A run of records

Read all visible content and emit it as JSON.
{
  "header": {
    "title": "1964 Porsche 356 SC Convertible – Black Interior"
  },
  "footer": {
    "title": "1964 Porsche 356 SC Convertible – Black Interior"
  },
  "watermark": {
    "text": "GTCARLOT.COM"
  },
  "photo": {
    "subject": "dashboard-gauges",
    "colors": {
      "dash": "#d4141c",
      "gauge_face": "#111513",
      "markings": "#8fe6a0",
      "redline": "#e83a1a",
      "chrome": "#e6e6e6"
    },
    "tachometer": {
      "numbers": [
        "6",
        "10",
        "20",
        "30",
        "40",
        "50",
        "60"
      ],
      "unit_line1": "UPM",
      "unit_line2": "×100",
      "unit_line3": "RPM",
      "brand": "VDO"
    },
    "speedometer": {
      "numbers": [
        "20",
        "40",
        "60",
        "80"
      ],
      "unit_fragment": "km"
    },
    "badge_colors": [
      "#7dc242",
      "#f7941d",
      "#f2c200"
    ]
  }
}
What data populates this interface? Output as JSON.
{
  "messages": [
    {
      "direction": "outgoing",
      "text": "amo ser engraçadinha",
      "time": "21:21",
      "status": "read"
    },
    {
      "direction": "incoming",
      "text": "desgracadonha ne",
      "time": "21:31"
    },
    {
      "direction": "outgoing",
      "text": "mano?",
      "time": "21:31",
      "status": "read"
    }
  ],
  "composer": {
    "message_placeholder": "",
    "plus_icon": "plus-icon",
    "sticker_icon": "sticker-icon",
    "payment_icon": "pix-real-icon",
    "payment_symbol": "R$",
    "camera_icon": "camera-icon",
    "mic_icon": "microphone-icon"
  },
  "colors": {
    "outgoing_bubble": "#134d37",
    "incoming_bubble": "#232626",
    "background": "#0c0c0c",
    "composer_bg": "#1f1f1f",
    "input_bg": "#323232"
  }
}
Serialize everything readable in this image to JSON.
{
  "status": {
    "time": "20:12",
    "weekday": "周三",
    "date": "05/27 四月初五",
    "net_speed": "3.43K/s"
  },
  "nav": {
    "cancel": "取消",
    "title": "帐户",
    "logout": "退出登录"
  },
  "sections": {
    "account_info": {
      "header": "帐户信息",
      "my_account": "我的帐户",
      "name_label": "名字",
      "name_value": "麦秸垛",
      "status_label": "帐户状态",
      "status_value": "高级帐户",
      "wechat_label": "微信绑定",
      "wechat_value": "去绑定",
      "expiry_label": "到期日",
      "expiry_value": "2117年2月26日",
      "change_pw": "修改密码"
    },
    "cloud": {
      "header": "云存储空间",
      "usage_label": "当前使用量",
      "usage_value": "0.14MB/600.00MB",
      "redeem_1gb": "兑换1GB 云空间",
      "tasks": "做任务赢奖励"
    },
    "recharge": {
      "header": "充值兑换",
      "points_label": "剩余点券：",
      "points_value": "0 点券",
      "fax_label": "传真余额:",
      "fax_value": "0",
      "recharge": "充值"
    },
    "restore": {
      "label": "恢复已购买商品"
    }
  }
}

### INSTRUCTIONS FOR THE TASK
Transcribe every entry verbatim.

### ANSWER TO THE PROBLEM
Read all visible content and emit it as JSON.
{
  "header": {
    "title": "1964 Porsche 356 SC Convertible – Black Interior"
  },
  "footer": {
    "title": "1964 Porsche 356 SC Convertible – Black Interior"
  },
  "watermark": {
    "text": "GTCARLOT.COM"
  },
  "photo": {
    "subject": "dashboard-gauges",
    "colors": {
      "dash": "#d4141c",
      "gauge_face": "#111513",
      "markings": "#8fe6a0",
      "redline": "#e83a1a",
      "chrome": "#e6e6e6"
    },
    "tachometer": {
      "numbers": [
        "6",
        "10",
        "20",
        "30",
        "40",
        "50",
        "60"
      ],
      "unit_line1": "UPM",
      "unit_line2": "×100",
      "unit_line3": "RPM",
      "brand": "VDO"
    },
    "speedometer": {
      "numbers": [
        "20",
        "40",
        "60",
        "80"
      ],
      "unit_fragment": "km"
    },
    "badge_colors": [
      "#7dc242",
      "#f7941d",
      "#f2c200"
    ]
  }
}
What data populates this interface? Output as JSON.
{
  "messages": [
    {
      "direction": "outgoing",
      "text": "amo ser engraçadinha",
      "time": "21:21",
      "status": "read"
    },
    {
      "direction": "incoming",
      "text": "desgracadonha ne",
      "time": "21:31"
    },
    {
      "direction": "outgoing",
      "text": "mano?",
      "time": "21:31",
      "status": "read"
    }
  ],
  "composer": {
    "message_placeholder": "",
    "plus_icon": "plus-icon",
    "sticker_icon": "sticker-icon",
    "payment_icon": "pix-real-icon",
    "payment_symbol": "R$",
    "camera_icon": "camera-icon",
    "mic_icon": "microphone-icon"
  },
  "colors": {
    "outgoing_bubble": "#134d37",
    "incoming_bubble": "#232626",
    "background": "#0c0c0c",
    "composer_bg": "#1f1f1f",
    "input_bg": "#323232"
  }
}
Serialize everything readable in this image to JSON.
{
  "status": {
    "time": "20:12",
    "weekday": "周三",
    "date": "05/27 四月初五",
    "net_speed": "3.43K/s"
  },
  "nav": {
    "cancel": "取消",
    "title": "帐户",
    "logout": "退出登录"
  },
  "sections": {
    "account_info": {
      "header": "帐户信息",
      "my_account": "我的帐户",
      "name_label": "名字",
      "name_value": "麦秸垛",
      "status_label": "帐户状态",
      "status_value": "高级帐户",
      "wechat_label": "微信绑定",
      "wechat_value": "去绑定",
      "expiry_label": "到期日",
      "expiry_value": "2117年2月26日",
      "change_pw": "修改密码"
    },
    "cloud": {
      "header": "云存储空间",
      "usage_label": "当前使用量",
      "usage_value": "0.14MB/600.00MB",
      "redeem_1gb": "兑换1GB 云空间",
      "tasks": "做任务赢奖励"
    },
    "recharge": {
      "header": "充值兑换",
      "points_label": "剩余点券：",
      "points_value": "0 点券",
      "fax_label": "传真余额:",
      "fax_value": "0",
      "recharge": "充值"
    },
    "restore": {
      "label": "恢复已购买商品"
    }
  }
}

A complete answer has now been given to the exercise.